- WHAT YOU HAVE TO DO:
Write out the complete material exactly as it stands.

- Dataset entries on figures:
################

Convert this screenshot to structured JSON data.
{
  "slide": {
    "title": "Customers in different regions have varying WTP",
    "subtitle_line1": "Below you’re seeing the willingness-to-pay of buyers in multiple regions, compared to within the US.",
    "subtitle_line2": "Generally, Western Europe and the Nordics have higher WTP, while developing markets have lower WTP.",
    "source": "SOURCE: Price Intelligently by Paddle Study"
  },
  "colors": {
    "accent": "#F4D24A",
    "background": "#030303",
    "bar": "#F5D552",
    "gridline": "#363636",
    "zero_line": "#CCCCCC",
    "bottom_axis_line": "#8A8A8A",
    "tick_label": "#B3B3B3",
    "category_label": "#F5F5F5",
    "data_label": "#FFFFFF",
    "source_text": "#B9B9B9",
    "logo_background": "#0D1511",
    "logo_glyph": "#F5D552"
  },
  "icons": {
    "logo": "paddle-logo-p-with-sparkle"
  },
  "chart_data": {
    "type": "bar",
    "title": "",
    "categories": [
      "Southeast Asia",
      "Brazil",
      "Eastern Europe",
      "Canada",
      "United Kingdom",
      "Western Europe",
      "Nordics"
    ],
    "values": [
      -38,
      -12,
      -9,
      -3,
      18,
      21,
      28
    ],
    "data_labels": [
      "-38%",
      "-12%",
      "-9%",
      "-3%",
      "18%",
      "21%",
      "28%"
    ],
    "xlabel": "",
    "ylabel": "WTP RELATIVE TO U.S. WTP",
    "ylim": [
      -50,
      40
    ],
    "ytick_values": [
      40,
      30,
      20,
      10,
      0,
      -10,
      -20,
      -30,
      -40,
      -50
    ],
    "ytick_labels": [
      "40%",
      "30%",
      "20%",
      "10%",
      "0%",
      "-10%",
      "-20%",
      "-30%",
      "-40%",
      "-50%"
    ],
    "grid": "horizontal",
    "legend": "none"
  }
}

################

- THE COMPLETED TASK:
Convert this screenshot to structured JSON data.
{
  "slide": {
    "title": "Customers in different regions have varying WTP",
    "subtitle_line1": "Below you’re seeing the willingness-to-pay of buyers in multiple regions, compared to within the US.",
    "subtitle_line2": "Generally, Western Europe and the Nordics have higher WTP, while developing markets have lower WTP.",
    "source": "SOURCE: Price Intelligently by Paddle Study"
  },
  "colors": {
    "accent": "#F4D24A",
    "background": "#030303",
    "bar": "#F5D552",
    "gridline": "#363636",
    "zero_line": "#CCCCCC",
    "bottom_axis_line": "#8A8A8A",
    "tick_label": "#B3B3B3",
    "category_label": "#F5F5F5",
    "data_label": "#FFFFFF",
    "source_text": "#B9B9B9",
    "logo_background": "#0D1511",
    "logo_glyph": "#F5D552"
  },
  "icons": {
    "logo": "paddle-logo-p-with-sparkle"
  },
  "chart_data": {
    "type": "bar",
    "title": "",
    "categories": [
      "Southeast Asia",
      "Brazil",
      "Eastern Europe",
      "Canada",
      "United Kingdom",
      "Western Europe",
      "Nordics"
    ],
    "values": [
      -38,
      -12,
      -9,
      -3,
      18,
      21,
      28
    ],
    "data_labels": [
      "-38%",
      "-12%",
      "-9%",
      "-3%",
      "18%",
      "21%",
      "28%"
    ],
    "xlabel": "",
    "ylabel": "WTP RELATIVE TO U.S. WTP",
    "ylim": [
      -50,
      40
    ],
    "ytick_values": [
      40,
      30,
      20,
      10,
      0,
      -10,
      -20,
      -30,
      -40,
      -50
    ],
    "ytick_labels": [
      "40%",
      "30%",
      "20%",
      "10%",
      "0%",
      "-10%",
      "-20%",
      "-30%",
      "-40%",
      "-50%"
    ],
    "grid": "horizontal",
    "legend": "none"
  }
}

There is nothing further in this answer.